# [文件節錄]
● ● ●
以化學水溶液法合成多形貌氧化鋅奈米結構及其於染料敏化太陽能電池之應用

Abstract

在本研究中，我們利用化學水溶液法(Chemical solution method)合成氧化鋅奈米結構，運用化學水溶液法製程低溫、簡單的特性，簡便的合成氧化鋅材料，並藉由調配不同有機胺的成分比例，達成不同形貌的氧化鋅奈米結構，其中包含氧化鋅奈米線(ZnO nanowire)、無基板氧化鋅奈米線薄膜(Substrate-free ZnO nanowire film)、星狀氧化鋅奈米顆粒(Star-like ZnO nanoparticles)，我們分別探討反應時間對各結構的成長厚度及型態的影響。材料特性鑑定方面，透過SEM、X光繞射分析、氮氣等溫吸附等方法，來探討三種不同形貌的氧化鋅奈米結構、結晶方向、比表面積及孔隙率等。本研究也分別利用上述三種氧化鋅奈米結構，結合商用N719染料、I-/I3-碘系電解液及鉑相對電極組裝成染料敏化太陽能電池，經太陽能電池特性測量，氧化鋅奈米線工作電極擁有最高1.9%的光電轉換效率，並產生8.54mA/cm2的短路電流，同時也分析比較各結構之差異。入射光子-電流轉換效率(IPCE)方面，測得最高IPCE轉換效率為26.85%。本研究也從電化學交流阻抗圖譜去分析各結構對於染料敏化太陽能電池的阻抗影響，透過等效模型來驗證氧化鋅在電子擴散速率上的優勢。

In this work, we present three ZnO nanostructures synthesized by chemical solution method. Solution approaches to synthesize ZnO nanostructures are appealing because of their low growth temperature and good potential for scaling-up. By modifying different Amine ingredients, three types of ZnO nanostructures were grown, including ZnO nanowire array, substrate-free ZnO nanowire film, and Star-like ZnO nanoparticles. The influences of reaction times on the thickness and morphology of nanostructures were also presented. The XRD patterns showing highly diffraction intensity in z-direction ZnO nanowire were observed. The development of dye-sensitized solar cell utilized these nanostructures as photo anodes were presented. The dye-sensitized solar cell comprises a FTO glass with dense ZnO nanostructures as working electrode, a platinized FTO glass as counter electrode, N719-based dye, and I-/I3- liquid electrolyte. The dye-sensitized solar cell fabricated using such nanostructures yields a highest power conversion efficiency of 1.9% and the IPCE photo-current efficiency is up to 26.85%. Electrochemical impedance spectroscopy is applied to investigate the characteristics of dye-sensitized solar cells in this study. The improvement of the electron transport in the ZnO photo anode has also been demonstrated.
● ● ●
# [任務清單]
(1) 根據上方的文件節錄，氧化鋅奈米線工作電極的最高光電轉換效率為多少？
(2) 請列出上方文件節錄中，藉由調配不同有機胺成分比例所合成的全部氧化鋅奈米結構。
● ● ●
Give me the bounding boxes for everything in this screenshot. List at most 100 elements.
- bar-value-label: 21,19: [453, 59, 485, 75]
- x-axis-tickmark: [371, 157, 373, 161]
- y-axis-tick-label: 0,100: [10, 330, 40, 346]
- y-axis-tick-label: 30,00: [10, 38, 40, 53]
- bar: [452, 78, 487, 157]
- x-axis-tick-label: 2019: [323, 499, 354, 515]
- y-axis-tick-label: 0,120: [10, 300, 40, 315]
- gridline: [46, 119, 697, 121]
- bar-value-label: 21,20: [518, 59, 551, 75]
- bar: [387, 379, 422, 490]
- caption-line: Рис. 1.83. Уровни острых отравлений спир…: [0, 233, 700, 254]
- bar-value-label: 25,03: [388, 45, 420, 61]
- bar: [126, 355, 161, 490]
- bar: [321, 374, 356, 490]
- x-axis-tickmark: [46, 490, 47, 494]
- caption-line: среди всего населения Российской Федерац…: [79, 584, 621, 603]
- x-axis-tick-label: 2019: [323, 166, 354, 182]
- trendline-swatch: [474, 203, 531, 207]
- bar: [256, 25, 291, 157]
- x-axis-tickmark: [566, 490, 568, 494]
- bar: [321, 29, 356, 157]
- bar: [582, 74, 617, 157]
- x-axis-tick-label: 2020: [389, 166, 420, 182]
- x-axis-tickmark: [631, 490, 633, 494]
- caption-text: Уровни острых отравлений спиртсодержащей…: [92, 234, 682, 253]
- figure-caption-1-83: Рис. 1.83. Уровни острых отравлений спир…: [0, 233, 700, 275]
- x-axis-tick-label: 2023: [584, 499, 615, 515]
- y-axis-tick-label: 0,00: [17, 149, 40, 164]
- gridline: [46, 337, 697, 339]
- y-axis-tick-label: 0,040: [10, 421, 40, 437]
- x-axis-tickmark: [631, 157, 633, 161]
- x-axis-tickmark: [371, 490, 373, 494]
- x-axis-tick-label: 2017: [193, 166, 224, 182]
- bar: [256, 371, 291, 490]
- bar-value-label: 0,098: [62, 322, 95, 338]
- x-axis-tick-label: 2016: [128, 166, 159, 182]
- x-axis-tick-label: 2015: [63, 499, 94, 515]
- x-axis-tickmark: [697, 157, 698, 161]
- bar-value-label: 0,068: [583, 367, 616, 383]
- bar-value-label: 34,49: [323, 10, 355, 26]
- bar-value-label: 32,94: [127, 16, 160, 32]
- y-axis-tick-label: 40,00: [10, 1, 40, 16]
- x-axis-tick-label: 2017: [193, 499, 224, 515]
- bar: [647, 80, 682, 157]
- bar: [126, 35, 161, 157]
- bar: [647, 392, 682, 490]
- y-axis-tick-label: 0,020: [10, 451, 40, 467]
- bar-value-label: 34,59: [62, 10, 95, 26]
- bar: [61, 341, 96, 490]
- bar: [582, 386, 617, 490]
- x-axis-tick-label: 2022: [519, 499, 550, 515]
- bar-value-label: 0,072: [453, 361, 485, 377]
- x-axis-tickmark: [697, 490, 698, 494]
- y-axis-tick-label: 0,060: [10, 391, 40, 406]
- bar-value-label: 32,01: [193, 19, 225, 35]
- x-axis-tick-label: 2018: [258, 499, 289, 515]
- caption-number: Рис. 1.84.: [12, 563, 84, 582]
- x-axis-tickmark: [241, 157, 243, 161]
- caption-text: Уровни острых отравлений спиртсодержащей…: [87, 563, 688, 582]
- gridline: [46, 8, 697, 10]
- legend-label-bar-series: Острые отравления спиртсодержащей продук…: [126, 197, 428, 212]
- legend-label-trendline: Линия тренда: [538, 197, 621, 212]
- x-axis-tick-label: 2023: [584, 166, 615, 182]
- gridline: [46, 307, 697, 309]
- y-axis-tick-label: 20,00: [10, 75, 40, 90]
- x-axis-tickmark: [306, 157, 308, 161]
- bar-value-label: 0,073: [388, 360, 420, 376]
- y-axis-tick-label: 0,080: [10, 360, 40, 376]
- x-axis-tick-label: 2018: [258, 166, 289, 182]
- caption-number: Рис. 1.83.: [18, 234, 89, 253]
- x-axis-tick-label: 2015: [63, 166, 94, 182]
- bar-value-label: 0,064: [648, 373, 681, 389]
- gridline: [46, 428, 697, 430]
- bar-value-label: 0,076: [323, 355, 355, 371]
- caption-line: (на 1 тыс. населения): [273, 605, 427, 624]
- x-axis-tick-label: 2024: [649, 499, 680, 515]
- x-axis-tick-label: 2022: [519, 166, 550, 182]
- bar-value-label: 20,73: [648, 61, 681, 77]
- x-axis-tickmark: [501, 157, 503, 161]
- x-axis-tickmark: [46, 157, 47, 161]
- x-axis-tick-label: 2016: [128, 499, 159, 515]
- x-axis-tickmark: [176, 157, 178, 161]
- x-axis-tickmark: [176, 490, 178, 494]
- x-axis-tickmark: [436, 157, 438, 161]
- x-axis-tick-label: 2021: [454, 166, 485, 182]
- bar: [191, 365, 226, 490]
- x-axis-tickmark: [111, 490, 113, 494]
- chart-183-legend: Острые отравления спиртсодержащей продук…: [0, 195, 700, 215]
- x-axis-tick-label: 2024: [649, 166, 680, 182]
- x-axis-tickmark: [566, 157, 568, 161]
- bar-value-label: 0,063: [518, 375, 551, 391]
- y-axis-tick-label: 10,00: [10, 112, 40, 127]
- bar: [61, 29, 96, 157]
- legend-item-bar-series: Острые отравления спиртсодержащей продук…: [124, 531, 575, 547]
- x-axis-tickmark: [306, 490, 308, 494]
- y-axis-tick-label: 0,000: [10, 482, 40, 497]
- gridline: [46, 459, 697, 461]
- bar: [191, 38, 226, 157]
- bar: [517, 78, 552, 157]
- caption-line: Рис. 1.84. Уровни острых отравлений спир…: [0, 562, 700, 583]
● ● ●
# [任務結果]
(1) 1.9%

(2) 氧化鋅奈米線、無基板氧化鋅奈米線薄膜、星狀氧化鋅奈米顆粒